##### Supplied information

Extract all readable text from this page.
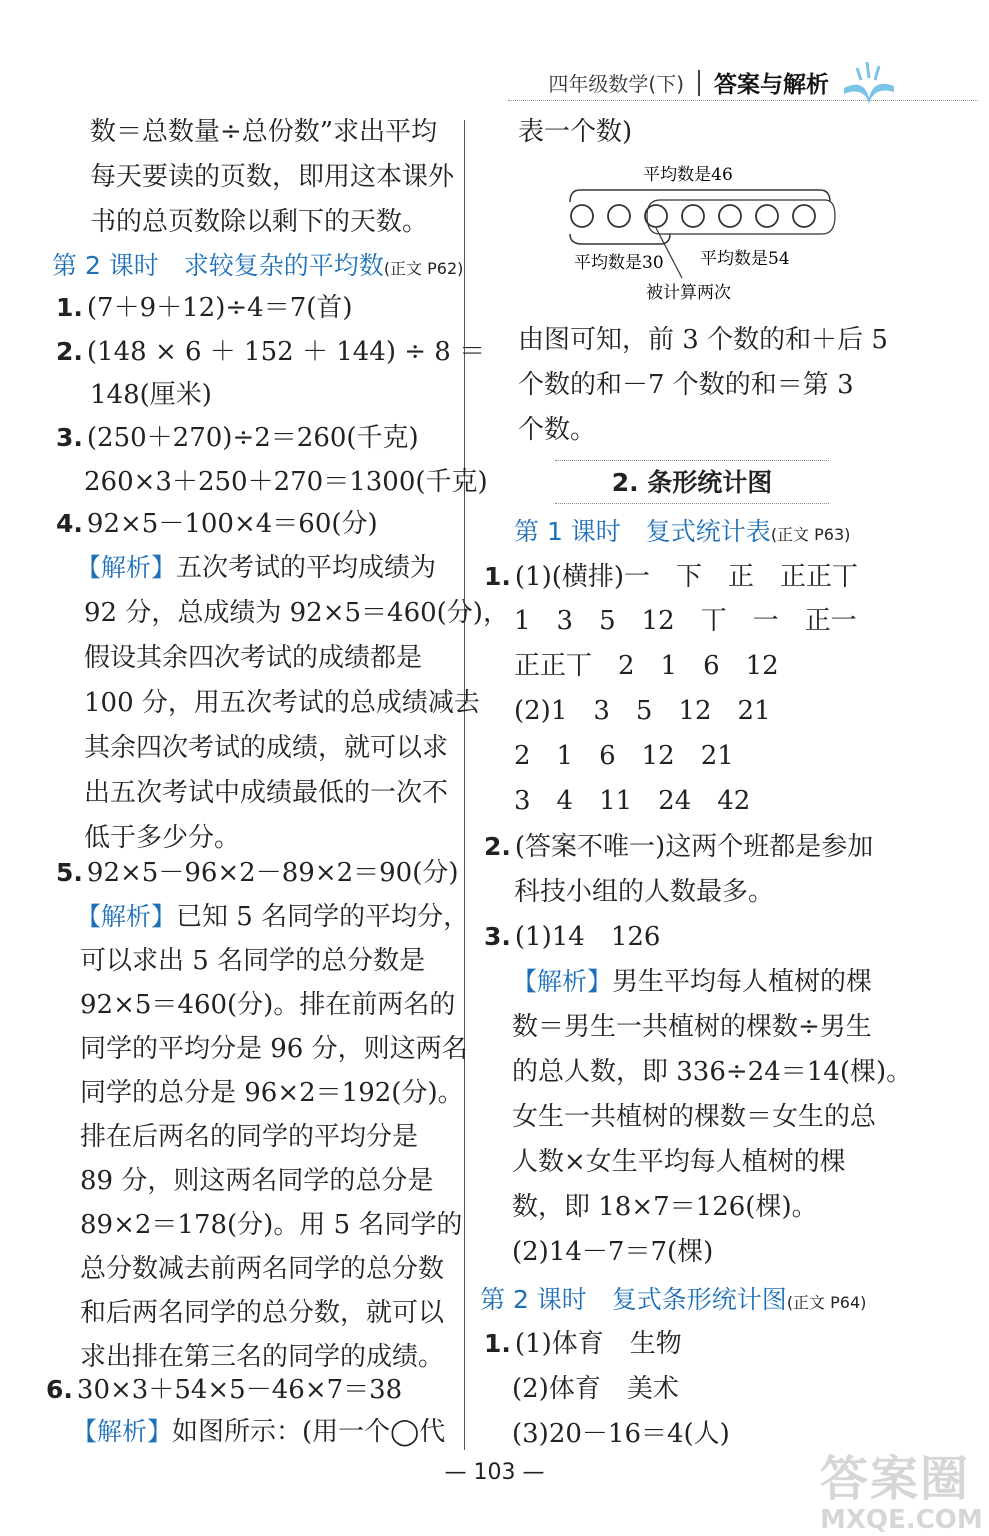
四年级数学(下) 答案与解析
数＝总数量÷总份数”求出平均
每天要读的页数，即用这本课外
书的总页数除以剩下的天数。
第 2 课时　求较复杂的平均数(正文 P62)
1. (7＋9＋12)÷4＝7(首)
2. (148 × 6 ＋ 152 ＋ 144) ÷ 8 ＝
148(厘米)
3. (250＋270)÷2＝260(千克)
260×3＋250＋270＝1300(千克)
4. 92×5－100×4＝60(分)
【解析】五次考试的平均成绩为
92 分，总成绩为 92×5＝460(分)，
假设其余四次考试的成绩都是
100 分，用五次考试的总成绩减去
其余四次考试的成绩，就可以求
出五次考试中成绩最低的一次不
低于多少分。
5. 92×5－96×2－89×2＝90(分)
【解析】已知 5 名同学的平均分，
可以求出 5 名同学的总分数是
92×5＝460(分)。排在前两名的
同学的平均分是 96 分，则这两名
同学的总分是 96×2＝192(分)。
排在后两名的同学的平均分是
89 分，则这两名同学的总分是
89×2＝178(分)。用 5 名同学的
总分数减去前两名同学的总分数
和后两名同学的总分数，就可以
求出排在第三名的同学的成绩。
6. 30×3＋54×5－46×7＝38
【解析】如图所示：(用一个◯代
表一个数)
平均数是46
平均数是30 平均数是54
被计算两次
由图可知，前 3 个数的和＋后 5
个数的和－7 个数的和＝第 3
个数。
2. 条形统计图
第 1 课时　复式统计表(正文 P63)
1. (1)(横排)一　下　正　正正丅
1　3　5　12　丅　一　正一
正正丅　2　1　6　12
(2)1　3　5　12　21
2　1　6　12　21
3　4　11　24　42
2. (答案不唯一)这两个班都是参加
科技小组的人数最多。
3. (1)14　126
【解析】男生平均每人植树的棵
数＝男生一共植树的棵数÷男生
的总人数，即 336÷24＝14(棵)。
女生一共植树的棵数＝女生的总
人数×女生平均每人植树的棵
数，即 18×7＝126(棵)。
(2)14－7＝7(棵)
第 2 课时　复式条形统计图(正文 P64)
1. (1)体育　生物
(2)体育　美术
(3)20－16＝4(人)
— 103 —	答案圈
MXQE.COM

##########

Instructions to follow> Omit the pictures. Transcribe every record exactly.

Solution for this exercise>
Extract all readable text from this page.
四年级数学(下) 答案与解析
数＝总数量÷总份数”求出平均
每天要读的页数，即用这本课外
书的总页数除以剩下的天数。
第 2 课时　求较复杂的平均数(正文 P62)
1. (7＋9＋12)÷4＝7(首)
2. (148 × 6 ＋ 152 ＋ 144) ÷ 8 ＝
148(厘米)
3. (250＋270)÷2＝260(千克)
260×3＋250＋270＝1300(千克)
4. 92×5－100×4＝60(分)
【解析】五次考试的平均成绩为
92 分，总成绩为 92×5＝460(分)，
假设其余四次考试的成绩都是
100 分，用五次考试的总成绩减去
其余四次考试的成绩，就可以求
出五次考试中成绩最低的一次不
低于多少分。
5. 92×5－96×2－89×2＝90(分)
【解析】已知 5 名同学的平均分，
可以求出 5 名同学的总分数是
92×5＝460(分)。排在前两名的
同学的平均分是 96 分，则这两名
同学的总分是 96×2＝192(分)。
排在后两名的同学的平均分是
89 分，则这两名同学的总分是
89×2＝178(分)。用 5 名同学的
总分数减去前两名同学的总分数
和后两名同学的总分数，就可以
求出排在第三名的同学的成绩。
6. 30×3＋54×5－46×7＝38
【解析】如图所示：(用一个◯代
表一个数)
平均数是46
平均数是30 平均数是54
被计算两次
由图可知，前 3 个数的和＋后 5
个数的和－7 个数的和＝第 3
个数。
2. 条形统计图
第 1 课时　复式统计表(正文 P63)
1. (1)(横排)一　下　正　正正丅
1　3　5　12　丅　一　正一
正正丅　2　1　6　12
(2)1　3　5　12　21
2　1　6　12　21
3　4　11　24　42
2. (答案不唯一)这两个班都是参加
科技小组的人数最多。
3. (1)14　126
【解析】男生平均每人植树的棵
数＝男生一共植树的棵数÷男生
的总人数，即 336÷24＝14(棵)。
女生一共植树的棵数＝女生的总
人数×女生平均每人植树的棵
数，即 18×7＝126(棵)。
(2)14－7＝7(棵)
第 2 课时　复式条形统计图(正文 P64)
1. (1)体育　生物
(2)体育　美术
(3)20－16＝4(人)
— 103 —	答案圈
MXQE.COM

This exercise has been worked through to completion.